WHAT YOU NEED TO DO: Copy out every line of the data exactly.

(Recorded data)
============================================================

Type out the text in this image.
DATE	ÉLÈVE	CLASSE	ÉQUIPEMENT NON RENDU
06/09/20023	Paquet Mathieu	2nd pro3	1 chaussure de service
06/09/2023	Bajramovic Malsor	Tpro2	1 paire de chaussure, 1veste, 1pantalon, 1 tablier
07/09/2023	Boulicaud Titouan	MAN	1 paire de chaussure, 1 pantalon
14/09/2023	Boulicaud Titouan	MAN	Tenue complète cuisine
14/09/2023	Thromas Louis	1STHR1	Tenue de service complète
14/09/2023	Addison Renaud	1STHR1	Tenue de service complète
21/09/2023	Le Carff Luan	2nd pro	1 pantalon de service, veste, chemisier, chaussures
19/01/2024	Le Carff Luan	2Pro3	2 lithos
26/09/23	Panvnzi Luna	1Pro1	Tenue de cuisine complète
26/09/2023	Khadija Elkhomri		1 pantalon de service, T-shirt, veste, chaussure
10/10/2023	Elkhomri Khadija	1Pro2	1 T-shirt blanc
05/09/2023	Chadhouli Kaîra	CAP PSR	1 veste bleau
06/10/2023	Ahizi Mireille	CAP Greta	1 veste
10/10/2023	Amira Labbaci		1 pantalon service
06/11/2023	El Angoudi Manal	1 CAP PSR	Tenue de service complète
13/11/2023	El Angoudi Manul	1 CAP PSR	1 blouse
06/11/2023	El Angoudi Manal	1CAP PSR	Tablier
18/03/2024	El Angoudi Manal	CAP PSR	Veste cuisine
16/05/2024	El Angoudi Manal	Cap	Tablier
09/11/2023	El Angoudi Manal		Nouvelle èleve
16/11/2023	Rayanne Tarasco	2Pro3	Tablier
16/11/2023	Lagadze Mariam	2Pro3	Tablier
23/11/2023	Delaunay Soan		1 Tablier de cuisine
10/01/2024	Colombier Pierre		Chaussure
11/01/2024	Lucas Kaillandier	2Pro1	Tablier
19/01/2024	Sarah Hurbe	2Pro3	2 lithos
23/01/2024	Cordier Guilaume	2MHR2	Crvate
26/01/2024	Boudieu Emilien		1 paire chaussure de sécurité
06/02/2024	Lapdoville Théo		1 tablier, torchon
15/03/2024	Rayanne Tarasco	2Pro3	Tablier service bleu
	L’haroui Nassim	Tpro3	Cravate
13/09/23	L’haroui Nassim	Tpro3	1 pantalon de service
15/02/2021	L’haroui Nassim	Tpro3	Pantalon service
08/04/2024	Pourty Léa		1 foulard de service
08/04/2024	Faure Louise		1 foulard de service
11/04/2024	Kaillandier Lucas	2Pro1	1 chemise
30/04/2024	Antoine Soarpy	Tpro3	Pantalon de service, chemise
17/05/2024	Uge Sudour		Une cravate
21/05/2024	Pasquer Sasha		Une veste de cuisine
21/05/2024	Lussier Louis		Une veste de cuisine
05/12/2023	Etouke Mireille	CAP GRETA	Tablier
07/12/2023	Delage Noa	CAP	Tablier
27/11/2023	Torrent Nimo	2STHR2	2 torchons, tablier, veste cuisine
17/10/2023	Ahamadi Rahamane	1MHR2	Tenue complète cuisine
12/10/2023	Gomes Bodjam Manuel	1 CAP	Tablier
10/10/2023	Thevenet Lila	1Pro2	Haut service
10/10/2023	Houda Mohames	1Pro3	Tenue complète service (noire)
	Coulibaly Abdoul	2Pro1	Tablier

============================================================

CORRECT RESPONSE:
Type out the text in this image.
DATE	ÉLÈVE	CLASSE	ÉQUIPEMENT NON RENDU
06/09/20023	Paquet Mathieu	2nd pro3	1 chaussure de service
06/09/2023	Bajramovic Malsor	Tpro2	1 paire de chaussure, 1veste, 1pantalon, 1 tablier
07/09/2023	Boulicaud Titouan	MAN	1 paire de chaussure, 1 pantalon
14/09/2023	Boulicaud Titouan	MAN	Tenue complète cuisine
14/09/2023	Thromas Louis	1STHR1	Tenue de service complète
14/09/2023	Addison Renaud	1STHR1	Tenue de service complète
21/09/2023	Le Carff Luan	2nd pro	1 pantalon de service, veste, chemisier, chaussures
19/01/2024	Le Carff Luan	2Pro3	2 lithos
26/09/23	Panvnzi Luna	1Pro1	Tenue de cuisine complète
26/09/2023	Khadija Elkhomri		1 pantalon de service, T-shirt, veste, chaussure
10/10/2023	Elkhomri Khadija	1Pro2	1 T-shirt blanc
05/09/2023	Chadhouli Kaîra	CAP PSR	1 veste bleau
06/10/2023	Ahizi Mireille	CAP Greta	1 veste
10/10/2023	Amira Labbaci		1 pantalon service
06/11/2023	El Angoudi Manal	1 CAP PSR	Tenue de service complète
13/11/2023	El Angoudi Manul	1 CAP PSR	1 blouse
06/11/2023	El Angoudi Manal	1CAP PSR	Tablier
18/03/2024	El Angoudi Manal	CAP PSR	Veste cuisine
16/05/2024	El Angoudi Manal	Cap	Tablier
09/11/2023	El Angoudi Manal		Nouvelle èleve
16/11/2023	Rayanne Tarasco	2Pro3	Tablier
16/11/2023	Lagadze Mariam	2Pro3	Tablier
23/11/2023	Delaunay Soan		1 Tablier de cuisine
10/01/2024	Colombier Pierre		Chaussure
11/01/2024	Lucas Kaillandier	2Pro1	Tablier
19/01/2024	Sarah Hurbe	2Pro3	2 lithos
23/01/2024	Cordier Guilaume	2MHR2	Crvate
26/01/2024	Boudieu Emilien		1 paire chaussure de sécurité
06/02/2024	Lapdoville Théo		1 tablier, torchon
15/03/2024	Rayanne Tarasco	2Pro3	Tablier service bleu
	L’haroui Nassim	Tpro3	Cravate
13/09/23	L’haroui Nassim	Tpro3	1 pantalon de service
15/02/2021	L’haroui Nassim	Tpro3	Pantalon service
08/04/2024	Pourty Léa		1 foulard de service
08/04/2024	Faure Louise		1 foulard de service
11/04/2024	Kaillandier Lucas	2Pro1	1 chemise
30/04/2024	Antoine Soarpy	Tpro3	Pantalon de service, chemise
17/05/2024	Uge Sudour		Une cravate
21/05/2024	Pasquer Sasha		Une veste de cuisine
21/05/2024	Lussier Louis		Une veste de cuisine
05/12/2023	Etouke Mireille	CAP GRETA	Tablier
07/12/2023	Delage Noa	CAP	Tablier
27/11/2023	Torrent Nimo	2STHR2	2 torchons, tablier, veste cuisine
17/10/2023	Ahamadi Rahamane	1MHR2	Tenue complète cuisine
12/10/2023	Gomes Bodjam Manuel	1 CAP	Tablier
10/10/2023	Thevenet Lila	1Pro2	Haut service
10/10/2023	Houda Mohames	1Pro3	Tenue complète service (noire)
	Coulibaly Abdoul	2Pro1	Tablier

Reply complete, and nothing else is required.